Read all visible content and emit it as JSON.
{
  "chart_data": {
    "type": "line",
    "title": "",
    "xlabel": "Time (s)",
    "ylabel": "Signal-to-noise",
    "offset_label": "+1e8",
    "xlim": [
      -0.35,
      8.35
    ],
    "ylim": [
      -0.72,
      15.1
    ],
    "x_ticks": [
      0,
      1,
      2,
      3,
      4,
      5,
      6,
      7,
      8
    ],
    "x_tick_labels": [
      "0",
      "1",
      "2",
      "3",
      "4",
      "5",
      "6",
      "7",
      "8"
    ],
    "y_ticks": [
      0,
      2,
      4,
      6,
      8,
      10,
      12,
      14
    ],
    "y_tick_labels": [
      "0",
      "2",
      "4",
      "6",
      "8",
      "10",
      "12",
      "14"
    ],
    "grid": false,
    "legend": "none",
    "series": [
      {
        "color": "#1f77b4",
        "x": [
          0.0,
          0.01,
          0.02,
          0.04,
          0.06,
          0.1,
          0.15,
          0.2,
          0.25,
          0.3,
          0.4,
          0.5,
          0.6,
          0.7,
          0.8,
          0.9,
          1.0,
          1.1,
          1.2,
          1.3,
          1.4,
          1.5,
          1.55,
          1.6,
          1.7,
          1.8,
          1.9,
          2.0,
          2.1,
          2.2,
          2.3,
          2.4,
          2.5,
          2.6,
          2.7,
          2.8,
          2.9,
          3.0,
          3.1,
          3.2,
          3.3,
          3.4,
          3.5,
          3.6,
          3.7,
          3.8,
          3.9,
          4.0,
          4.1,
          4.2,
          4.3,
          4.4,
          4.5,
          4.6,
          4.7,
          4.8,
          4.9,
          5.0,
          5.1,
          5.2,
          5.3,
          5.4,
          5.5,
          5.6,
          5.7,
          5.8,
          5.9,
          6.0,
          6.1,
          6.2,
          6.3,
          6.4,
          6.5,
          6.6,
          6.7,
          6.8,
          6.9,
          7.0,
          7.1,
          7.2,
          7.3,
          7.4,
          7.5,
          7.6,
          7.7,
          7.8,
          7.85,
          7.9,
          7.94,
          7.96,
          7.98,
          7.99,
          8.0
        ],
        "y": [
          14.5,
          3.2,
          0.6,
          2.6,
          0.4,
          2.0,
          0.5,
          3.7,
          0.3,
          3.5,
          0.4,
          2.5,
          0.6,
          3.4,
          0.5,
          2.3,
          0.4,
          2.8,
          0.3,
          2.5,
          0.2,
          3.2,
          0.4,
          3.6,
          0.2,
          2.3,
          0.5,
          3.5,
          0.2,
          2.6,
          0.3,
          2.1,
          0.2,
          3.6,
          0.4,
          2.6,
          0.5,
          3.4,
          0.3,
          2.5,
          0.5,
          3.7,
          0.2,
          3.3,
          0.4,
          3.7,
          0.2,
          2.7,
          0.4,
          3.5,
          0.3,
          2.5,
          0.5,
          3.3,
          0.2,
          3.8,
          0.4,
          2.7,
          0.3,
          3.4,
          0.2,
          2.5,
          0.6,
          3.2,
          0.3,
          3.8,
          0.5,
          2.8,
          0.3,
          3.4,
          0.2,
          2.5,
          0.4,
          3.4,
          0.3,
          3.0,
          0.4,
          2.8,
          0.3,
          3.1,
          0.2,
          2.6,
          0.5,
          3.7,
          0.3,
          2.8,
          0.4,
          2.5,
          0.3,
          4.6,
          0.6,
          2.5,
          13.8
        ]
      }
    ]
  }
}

PROBLEM REQUIREMENTS:
Take the listing above and set it down exactly.

SOLUTION:
Read all visible content and emit it as JSON.
{
  "chart_data": {
    "type": "line",
    "title": "",
    "xlabel": "Time (s)",
    "ylabel": "Signal-to-noise",
    "offset_label": "+1e8",
    "xlim": [
      -0.35,
      8.35
    ],
    "ylim": [
      -0.72,
      15.1
    ],
    "x_ticks": [
      0,
      1,
      2,
      3,
      4,
      5,
      6,
      7,
      8
    ],
    "x_tick_labels": [
      "0",
      "1",
      "2",
      "3",
      "4",
      "5",
      "6",
      "7",
      "8"
    ],
    "y_ticks": [
      0,
      2,
      4,
      6,
      8,
      10,
      12,
      14
    ],
    "y_tick_labels": [
      "0",
      "2",
      "4",
      "6",
      "8",
      "10",
      "12",
      "14"
    ],
    "grid": false,
    "legend": "none",
    "series": [
      {
        "color": "#1f77b4",
        "x": [
          0.0,
          0.01,
          0.02,
          0.04,
          0.06,
          0.1,
          0.15,
          0.2,
          0.25,
          0.3,
          0.4,
          0.5,
          0.6,
          0.7,
          0.8,
          0.9,
          1.0,
          1.1,
          1.2,
          1.3,
          1.4,
          1.5,
          1.55,
          1.6,
          1.7,
          1.8,
          1.9,
          2.0,
          2.1,
          2.2,
          2.3,
          2.4,
          2.5,
          2.6,
          2.7,
          2.8,
          2.9,
          3.0,
          3.1,
          3.2,
          3.3,
          3.4,
          3.5,
          3.6,
          3.7,
          3.8,
          3.9,
          4.0,
          4.1,
          4.2,
          4.3,
          4.4,
          4.5,
          4.6,
          4.7,
          4.8,
          4.9,
          5.0,
          5.1,
          5.2,
          5.3,
          5.4,
          5.5,
          5.6,
          5.7,
          5.8,
          5.9,
          6.0,
          6.1,
          6.2,
          6.3,
          6.4,
          6.5,
          6.6,
          6.7,
          6.8,
          6.9,
          7.0,
          7.1,
          7.2,
          7.3,
          7.4,
          7.5,
          7.6,
          7.7,
          7.8,
          7.85,
          7.9,
          7.94,
          7.96,
          7.98,
          7.99,
          8.0
        ],
        "y": [
          14.5,
          3.2,
          0.6,
          2.6,
          0.4,
          2.0,
          0.5,
          3.7,
          0.3,
          3.5,
          0.4,
          2.5,
          0.6,
          3.4,
          0.5,
          2.3,
          0.4,
          2.8,
          0.3,
          2.5,
          0.2,
          3.2,
          0.4,
          3.6,
          0.2,
          2.3,
          0.5,
          3.5,
          0.2,
          2.6,
          0.3,
          2.1,
          0.2,
          3.6,
          0.4,
          2.6,
          0.5,
          3.4,
          0.3,
          2.5,
          0.5,
          3.7,
          0.2,
          3.3,
          0.4,
          3.7,
          0.2,
          2.7,
          0.4,
          3.5,
          0.3,
          2.5,
          0.5,
          3.3,
          0.2,
          3.8,
          0.4,
          2.7,
          0.3,
          3.4,
          0.2,
          2.5,
          0.6,
          3.2,
          0.3,
          3.8,
          0.5,
          2.8,
          0.3,
          3.4,
          0.2,
          2.5,
          0.4,
          3.4,
          0.3,
          3.0,
          0.4,
          2.8,
          0.3,
          3.1,
          0.2,
          2.6,
          0.5,
          3.7,
          0.3,
          2.8,
          0.4,
          2.5,
          0.3,
          4.6,
          0.6,
          2.5,
          13.8
        ]
      }
    ]
  }
}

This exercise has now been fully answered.